>> begin Dataset excerpts
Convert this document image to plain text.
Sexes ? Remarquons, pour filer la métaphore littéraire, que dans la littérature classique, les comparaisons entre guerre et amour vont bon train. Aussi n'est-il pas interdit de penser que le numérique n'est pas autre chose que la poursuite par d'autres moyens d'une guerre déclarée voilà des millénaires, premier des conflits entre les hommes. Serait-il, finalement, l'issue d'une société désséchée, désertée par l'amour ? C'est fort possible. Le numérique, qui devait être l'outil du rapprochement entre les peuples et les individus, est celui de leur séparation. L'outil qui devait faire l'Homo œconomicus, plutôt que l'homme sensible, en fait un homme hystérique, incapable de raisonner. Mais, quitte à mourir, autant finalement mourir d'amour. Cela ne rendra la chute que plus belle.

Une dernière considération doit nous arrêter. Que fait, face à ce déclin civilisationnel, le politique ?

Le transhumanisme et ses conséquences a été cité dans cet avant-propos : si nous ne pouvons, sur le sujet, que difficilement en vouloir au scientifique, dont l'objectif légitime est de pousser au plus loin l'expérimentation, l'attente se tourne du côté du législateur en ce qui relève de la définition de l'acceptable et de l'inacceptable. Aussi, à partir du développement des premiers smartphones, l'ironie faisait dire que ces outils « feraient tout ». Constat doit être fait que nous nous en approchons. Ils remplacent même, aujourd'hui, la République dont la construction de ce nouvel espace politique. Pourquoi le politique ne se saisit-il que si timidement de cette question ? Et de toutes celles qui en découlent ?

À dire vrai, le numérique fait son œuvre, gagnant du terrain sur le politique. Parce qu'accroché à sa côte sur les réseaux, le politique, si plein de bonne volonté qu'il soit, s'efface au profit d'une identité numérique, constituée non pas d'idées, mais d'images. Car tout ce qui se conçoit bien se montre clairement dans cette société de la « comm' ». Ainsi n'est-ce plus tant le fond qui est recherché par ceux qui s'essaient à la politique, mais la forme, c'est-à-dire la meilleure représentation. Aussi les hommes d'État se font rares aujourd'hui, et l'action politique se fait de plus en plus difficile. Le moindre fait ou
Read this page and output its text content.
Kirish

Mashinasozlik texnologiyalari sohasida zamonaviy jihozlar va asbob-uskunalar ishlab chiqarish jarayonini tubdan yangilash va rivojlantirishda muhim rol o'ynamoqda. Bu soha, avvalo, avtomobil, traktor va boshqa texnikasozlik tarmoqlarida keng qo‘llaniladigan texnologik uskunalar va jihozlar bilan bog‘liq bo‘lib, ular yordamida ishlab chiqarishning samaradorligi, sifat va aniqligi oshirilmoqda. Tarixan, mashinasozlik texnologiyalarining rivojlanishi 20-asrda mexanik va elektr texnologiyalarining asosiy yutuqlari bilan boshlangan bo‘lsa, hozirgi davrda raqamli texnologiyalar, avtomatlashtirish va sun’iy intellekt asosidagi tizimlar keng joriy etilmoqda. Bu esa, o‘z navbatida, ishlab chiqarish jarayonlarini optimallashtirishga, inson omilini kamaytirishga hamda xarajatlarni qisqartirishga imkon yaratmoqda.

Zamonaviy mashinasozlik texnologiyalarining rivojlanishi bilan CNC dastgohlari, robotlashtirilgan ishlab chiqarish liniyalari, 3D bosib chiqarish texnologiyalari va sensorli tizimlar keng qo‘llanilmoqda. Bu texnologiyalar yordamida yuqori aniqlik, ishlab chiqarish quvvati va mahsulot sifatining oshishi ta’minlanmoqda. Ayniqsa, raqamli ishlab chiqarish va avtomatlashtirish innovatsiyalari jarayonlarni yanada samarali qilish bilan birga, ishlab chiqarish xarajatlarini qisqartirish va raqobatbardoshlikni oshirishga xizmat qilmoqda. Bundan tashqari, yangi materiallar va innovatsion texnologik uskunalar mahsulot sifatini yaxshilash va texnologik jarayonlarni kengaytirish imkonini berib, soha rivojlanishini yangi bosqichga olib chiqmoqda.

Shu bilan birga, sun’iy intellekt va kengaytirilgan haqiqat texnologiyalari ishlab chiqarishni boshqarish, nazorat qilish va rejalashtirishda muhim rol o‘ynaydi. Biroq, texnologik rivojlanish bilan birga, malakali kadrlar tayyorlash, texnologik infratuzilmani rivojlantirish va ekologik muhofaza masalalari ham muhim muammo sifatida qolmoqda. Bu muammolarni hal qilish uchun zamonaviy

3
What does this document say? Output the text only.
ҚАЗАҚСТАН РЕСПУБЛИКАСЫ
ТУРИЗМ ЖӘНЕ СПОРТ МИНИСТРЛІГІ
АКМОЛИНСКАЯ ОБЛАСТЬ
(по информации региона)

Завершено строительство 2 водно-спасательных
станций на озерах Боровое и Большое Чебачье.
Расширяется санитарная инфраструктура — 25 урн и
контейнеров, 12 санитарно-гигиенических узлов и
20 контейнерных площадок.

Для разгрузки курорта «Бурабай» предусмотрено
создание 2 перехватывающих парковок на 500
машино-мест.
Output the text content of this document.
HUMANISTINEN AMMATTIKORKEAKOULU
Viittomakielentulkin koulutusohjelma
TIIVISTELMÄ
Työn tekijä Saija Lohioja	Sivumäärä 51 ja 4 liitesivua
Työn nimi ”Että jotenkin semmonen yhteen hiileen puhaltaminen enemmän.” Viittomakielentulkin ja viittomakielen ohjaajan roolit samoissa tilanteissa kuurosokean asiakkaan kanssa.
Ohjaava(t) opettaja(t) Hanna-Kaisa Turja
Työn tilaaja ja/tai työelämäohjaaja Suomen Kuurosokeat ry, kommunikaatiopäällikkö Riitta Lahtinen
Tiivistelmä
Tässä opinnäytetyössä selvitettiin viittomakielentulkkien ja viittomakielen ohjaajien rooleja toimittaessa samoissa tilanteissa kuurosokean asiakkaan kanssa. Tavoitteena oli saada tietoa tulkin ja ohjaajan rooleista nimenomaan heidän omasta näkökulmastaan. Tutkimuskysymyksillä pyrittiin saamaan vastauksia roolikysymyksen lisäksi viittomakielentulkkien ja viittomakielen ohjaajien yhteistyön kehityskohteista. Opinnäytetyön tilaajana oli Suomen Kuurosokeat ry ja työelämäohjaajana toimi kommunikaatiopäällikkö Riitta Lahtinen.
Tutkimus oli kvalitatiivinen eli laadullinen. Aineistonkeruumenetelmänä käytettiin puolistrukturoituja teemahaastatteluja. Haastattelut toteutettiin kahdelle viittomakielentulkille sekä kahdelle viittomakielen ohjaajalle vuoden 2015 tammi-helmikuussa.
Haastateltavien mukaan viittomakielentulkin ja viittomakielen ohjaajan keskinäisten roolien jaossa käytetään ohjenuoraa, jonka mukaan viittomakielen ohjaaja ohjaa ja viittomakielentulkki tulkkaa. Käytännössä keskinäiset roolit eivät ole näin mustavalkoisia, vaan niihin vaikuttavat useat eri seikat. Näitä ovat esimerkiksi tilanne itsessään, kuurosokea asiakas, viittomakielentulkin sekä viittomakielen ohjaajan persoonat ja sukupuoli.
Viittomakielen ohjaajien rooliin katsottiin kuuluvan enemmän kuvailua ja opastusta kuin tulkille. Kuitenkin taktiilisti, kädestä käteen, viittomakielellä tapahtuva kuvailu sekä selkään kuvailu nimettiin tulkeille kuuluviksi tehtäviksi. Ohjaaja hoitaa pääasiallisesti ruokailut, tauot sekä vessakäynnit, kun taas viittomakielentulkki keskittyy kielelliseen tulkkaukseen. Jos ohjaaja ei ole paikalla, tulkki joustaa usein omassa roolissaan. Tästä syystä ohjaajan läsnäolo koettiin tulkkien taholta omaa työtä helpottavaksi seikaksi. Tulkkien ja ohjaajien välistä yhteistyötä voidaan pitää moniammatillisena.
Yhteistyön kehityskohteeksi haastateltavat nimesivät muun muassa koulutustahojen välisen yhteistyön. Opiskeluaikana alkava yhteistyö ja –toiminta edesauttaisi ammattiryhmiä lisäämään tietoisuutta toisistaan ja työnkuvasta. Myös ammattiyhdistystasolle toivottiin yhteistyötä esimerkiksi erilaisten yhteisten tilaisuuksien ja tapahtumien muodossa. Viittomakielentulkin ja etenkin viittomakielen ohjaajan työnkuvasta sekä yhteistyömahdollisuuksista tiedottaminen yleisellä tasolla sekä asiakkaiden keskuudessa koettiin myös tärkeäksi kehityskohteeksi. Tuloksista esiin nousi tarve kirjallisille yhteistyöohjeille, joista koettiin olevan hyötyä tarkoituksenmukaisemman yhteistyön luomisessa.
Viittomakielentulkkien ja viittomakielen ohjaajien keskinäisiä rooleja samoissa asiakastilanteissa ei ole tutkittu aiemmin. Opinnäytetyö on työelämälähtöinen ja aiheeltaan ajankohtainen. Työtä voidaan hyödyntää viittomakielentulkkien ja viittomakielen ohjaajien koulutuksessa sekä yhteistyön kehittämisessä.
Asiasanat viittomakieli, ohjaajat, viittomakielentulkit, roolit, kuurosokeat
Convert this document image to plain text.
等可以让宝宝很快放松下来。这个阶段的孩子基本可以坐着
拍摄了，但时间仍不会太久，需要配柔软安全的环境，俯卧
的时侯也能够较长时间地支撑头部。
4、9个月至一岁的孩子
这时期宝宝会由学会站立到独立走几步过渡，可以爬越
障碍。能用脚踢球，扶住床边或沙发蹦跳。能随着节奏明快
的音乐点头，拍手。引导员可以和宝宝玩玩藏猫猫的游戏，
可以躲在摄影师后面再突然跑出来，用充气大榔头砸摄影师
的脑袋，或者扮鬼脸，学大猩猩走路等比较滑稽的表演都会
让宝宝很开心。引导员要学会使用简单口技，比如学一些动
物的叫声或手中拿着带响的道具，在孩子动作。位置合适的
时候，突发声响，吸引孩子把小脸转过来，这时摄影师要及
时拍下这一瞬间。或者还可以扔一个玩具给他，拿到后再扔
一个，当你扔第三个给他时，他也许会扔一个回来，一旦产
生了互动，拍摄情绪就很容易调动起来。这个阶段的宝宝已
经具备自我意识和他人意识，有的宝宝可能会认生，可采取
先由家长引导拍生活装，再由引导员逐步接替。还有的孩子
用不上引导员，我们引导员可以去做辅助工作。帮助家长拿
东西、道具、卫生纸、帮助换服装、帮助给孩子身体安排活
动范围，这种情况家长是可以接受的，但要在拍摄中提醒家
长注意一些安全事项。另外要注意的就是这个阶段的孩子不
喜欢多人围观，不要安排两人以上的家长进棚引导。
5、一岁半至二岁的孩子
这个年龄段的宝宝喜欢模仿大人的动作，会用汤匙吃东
>> end Dataset excerpts
Written instruction: Out of the material above, select every line that holds the string "document".

Output of the exercise:
Convert this document image to plain text.
What does this document say? Output the text only.
Output the text content of this document.
Convert this document image to plain text.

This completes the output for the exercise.